Saved entries

---------------

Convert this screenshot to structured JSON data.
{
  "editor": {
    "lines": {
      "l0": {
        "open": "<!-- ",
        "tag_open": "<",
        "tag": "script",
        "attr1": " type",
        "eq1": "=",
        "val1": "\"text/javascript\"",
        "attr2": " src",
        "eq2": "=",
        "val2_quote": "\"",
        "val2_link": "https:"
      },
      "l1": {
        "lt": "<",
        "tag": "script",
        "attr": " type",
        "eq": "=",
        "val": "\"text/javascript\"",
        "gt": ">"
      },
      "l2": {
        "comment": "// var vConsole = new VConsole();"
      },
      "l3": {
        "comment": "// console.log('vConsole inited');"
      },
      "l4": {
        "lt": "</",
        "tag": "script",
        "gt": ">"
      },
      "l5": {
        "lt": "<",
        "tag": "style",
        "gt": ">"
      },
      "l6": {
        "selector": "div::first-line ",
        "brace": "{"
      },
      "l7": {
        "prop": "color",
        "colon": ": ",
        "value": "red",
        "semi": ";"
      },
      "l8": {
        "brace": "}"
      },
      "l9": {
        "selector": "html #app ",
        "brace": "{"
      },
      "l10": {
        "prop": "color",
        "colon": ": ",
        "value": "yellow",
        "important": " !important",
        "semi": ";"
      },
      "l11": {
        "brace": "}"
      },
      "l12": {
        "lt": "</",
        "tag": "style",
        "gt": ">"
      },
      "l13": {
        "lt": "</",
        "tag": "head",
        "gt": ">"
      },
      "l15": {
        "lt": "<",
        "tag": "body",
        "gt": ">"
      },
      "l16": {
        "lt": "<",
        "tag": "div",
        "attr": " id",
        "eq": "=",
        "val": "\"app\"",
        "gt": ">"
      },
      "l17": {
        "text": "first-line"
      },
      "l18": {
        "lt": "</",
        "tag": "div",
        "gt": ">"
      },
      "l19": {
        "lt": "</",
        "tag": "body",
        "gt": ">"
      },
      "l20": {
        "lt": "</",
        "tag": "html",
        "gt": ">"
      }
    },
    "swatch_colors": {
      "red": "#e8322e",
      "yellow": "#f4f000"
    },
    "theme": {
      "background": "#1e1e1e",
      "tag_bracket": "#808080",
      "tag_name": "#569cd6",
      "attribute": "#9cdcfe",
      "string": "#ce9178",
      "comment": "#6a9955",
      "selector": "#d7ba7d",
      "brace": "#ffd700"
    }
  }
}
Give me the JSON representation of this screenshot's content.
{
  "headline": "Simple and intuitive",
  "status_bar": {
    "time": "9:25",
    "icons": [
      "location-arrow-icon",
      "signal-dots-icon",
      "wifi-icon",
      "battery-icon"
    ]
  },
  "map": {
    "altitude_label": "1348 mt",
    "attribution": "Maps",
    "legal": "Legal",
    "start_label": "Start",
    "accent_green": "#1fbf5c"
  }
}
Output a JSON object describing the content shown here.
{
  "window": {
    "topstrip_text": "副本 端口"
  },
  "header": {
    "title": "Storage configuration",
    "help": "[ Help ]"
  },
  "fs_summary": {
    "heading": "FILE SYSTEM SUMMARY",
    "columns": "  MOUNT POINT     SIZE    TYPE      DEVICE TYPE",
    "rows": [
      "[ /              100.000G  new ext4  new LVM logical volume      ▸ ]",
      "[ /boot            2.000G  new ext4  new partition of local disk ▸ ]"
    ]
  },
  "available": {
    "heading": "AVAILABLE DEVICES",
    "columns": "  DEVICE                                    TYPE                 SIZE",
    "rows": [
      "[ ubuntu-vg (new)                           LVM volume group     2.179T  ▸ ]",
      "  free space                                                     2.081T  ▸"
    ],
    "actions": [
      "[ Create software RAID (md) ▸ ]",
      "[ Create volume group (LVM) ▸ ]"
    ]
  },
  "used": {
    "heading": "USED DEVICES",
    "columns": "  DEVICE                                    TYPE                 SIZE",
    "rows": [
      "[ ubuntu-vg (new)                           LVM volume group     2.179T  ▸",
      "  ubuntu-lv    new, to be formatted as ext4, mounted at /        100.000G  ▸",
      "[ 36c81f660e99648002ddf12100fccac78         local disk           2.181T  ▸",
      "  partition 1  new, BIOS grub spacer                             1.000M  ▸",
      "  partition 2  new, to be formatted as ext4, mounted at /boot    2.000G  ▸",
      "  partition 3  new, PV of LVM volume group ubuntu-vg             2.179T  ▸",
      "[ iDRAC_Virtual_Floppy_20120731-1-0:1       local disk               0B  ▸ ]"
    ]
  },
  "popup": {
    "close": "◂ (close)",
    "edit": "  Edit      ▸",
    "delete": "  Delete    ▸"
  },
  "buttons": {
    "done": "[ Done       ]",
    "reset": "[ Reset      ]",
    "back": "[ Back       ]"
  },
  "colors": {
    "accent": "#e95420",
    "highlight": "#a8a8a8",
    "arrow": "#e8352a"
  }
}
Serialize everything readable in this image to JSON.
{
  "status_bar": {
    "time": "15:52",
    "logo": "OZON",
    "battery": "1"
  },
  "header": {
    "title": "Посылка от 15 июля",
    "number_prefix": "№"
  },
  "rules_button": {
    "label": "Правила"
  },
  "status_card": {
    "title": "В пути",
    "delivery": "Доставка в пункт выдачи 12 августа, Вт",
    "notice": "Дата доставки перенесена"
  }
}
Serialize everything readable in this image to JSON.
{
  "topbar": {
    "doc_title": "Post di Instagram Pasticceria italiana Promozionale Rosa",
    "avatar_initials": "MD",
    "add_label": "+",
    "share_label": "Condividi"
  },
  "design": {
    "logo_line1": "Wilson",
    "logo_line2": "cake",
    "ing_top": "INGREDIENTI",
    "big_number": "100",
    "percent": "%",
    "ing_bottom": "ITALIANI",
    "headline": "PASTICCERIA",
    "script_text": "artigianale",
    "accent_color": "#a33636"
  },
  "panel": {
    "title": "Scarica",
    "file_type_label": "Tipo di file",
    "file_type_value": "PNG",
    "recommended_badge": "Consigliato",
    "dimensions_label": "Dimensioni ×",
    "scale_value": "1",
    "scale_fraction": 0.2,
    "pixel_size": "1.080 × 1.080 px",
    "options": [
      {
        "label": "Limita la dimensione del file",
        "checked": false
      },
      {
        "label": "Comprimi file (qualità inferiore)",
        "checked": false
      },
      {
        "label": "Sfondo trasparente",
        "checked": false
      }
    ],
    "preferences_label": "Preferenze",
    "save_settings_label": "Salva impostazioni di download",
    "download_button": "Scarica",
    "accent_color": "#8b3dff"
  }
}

---------------

» **GOAL**
Copy out every line from the material above in which the word "boot" appears.

» **OUTPUT**
      "[ /boot            2.000G  new ext4  new partition of local disk ▸ ]"
      "  partition 2  new, to be formatted as ext4, mounted at /boot    2.000G  ▸",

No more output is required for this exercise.